• **Provided records**:

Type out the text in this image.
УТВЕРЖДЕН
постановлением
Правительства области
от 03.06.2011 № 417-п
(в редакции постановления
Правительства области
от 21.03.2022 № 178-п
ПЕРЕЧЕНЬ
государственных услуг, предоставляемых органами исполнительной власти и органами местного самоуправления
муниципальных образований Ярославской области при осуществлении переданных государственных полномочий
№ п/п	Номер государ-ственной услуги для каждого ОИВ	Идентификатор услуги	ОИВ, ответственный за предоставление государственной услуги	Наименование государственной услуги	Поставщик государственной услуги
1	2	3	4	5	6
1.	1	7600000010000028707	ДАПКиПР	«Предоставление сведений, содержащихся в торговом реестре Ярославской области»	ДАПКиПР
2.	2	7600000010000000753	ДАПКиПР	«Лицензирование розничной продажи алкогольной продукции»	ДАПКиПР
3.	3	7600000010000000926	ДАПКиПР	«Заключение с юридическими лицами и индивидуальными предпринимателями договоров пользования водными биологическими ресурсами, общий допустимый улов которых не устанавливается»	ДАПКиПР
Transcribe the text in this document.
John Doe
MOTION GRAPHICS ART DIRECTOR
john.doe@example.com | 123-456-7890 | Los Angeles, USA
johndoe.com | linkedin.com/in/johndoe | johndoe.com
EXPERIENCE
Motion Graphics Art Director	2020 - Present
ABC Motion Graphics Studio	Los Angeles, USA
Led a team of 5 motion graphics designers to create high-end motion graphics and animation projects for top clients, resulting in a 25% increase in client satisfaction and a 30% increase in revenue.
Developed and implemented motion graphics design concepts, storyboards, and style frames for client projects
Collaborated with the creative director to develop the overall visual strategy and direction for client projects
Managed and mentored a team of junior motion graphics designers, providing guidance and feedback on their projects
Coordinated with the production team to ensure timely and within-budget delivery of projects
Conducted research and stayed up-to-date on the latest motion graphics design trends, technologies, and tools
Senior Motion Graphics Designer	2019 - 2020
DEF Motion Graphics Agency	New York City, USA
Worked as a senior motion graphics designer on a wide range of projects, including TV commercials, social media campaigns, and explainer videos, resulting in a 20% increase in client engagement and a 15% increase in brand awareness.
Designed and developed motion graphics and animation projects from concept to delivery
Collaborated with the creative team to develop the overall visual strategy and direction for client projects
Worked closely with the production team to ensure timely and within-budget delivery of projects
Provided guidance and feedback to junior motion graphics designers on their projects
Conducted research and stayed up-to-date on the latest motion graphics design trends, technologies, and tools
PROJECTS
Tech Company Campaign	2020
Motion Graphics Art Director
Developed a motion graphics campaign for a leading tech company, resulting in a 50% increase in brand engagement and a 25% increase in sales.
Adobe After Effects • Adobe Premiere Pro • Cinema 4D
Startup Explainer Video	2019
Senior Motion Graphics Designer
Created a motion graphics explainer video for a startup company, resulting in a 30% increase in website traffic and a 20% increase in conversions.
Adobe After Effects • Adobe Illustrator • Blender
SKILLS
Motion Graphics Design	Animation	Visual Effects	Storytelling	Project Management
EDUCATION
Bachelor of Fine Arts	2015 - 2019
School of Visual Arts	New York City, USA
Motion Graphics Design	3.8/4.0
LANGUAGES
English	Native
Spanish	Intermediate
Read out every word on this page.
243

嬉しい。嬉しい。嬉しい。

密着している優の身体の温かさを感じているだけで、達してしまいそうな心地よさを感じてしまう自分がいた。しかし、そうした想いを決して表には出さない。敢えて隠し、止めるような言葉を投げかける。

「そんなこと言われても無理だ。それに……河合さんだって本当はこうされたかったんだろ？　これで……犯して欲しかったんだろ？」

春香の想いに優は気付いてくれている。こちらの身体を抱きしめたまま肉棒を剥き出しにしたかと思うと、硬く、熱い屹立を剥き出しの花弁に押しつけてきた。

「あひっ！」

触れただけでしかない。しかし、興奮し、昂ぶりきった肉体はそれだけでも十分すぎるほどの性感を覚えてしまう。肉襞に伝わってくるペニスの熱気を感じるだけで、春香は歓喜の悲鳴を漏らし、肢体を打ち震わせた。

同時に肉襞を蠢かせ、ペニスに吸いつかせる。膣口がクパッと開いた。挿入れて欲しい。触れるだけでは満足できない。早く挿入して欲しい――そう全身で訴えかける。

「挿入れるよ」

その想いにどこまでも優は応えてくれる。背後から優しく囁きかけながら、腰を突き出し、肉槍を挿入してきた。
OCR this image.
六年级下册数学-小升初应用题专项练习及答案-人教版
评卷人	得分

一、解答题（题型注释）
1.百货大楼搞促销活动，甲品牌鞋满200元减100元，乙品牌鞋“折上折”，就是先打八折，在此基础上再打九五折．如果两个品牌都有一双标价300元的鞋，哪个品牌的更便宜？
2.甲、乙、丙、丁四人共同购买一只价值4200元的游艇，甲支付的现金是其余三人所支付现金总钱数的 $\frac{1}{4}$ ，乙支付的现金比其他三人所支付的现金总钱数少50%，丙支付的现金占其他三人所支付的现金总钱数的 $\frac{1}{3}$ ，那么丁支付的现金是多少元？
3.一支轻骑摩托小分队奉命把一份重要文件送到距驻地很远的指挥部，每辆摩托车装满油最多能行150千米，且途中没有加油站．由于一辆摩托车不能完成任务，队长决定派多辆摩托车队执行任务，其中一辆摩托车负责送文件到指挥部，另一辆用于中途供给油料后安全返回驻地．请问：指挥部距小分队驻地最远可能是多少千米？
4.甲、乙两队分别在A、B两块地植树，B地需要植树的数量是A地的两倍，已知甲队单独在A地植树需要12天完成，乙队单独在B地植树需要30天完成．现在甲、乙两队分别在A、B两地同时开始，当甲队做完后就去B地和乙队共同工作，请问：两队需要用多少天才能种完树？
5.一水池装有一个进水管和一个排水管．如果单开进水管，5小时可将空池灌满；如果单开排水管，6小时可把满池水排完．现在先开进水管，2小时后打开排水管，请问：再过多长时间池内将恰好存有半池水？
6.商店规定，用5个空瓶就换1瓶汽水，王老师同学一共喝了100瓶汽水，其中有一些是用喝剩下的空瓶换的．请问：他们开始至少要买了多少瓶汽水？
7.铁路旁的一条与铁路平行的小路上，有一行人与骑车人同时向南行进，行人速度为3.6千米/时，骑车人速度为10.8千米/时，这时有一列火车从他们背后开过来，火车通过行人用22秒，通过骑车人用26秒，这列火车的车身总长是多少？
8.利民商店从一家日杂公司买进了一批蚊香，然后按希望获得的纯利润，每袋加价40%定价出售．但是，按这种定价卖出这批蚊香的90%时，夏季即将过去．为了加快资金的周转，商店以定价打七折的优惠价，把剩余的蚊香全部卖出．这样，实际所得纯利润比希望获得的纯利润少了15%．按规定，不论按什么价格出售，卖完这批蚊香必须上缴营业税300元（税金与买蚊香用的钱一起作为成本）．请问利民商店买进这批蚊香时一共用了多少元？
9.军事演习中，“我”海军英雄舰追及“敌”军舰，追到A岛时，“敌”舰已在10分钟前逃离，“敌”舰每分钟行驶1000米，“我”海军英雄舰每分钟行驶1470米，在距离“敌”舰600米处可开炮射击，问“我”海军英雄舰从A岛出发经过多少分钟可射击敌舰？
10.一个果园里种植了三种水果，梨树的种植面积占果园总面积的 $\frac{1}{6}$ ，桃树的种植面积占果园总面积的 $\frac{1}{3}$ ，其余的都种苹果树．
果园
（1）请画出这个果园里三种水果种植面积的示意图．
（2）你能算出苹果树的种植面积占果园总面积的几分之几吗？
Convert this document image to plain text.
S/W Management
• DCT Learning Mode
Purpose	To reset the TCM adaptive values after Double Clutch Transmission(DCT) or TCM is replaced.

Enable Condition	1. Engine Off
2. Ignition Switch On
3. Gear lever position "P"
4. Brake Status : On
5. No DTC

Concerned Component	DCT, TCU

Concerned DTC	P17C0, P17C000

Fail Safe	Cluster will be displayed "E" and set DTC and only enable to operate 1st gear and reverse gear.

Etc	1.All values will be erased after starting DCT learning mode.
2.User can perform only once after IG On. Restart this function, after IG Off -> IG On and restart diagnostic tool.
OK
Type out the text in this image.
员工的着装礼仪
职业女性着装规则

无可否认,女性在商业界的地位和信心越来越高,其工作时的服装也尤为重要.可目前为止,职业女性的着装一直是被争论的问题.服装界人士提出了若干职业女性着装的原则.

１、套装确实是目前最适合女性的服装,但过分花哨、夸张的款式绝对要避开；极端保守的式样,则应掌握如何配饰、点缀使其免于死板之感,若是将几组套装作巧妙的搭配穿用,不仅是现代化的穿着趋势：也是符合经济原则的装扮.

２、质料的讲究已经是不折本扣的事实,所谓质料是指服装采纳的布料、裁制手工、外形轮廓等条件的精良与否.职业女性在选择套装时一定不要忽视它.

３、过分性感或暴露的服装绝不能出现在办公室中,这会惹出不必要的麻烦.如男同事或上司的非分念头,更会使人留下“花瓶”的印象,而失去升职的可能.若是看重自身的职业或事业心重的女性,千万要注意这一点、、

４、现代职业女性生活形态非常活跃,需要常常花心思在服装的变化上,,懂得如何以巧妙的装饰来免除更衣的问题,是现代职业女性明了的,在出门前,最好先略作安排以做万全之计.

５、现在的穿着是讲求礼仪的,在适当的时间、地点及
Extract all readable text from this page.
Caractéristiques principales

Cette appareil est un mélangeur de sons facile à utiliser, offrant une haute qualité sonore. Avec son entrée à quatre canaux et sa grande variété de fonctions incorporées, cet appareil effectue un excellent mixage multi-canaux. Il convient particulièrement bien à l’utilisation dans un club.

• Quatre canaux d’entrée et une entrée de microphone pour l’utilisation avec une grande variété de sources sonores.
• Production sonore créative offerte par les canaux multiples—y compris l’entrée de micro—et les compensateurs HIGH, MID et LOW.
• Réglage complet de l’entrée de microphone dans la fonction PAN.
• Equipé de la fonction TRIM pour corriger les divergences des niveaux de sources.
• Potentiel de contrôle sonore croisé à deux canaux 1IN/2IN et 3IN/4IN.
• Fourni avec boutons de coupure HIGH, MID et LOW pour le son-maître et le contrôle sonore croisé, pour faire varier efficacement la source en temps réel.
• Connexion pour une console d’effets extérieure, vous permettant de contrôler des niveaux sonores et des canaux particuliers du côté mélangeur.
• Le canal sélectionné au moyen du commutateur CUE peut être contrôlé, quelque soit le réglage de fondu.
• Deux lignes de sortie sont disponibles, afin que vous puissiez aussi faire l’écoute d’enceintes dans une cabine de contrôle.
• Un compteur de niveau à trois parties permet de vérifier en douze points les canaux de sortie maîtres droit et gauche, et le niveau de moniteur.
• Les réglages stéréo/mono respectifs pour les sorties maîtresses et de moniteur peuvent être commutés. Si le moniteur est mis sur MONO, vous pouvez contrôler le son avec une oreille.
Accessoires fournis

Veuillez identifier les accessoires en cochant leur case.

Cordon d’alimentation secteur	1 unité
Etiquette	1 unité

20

• **Exercise task**: Say how many lines hold the word "image", giving the number and nothing else.

• **Solution**: 4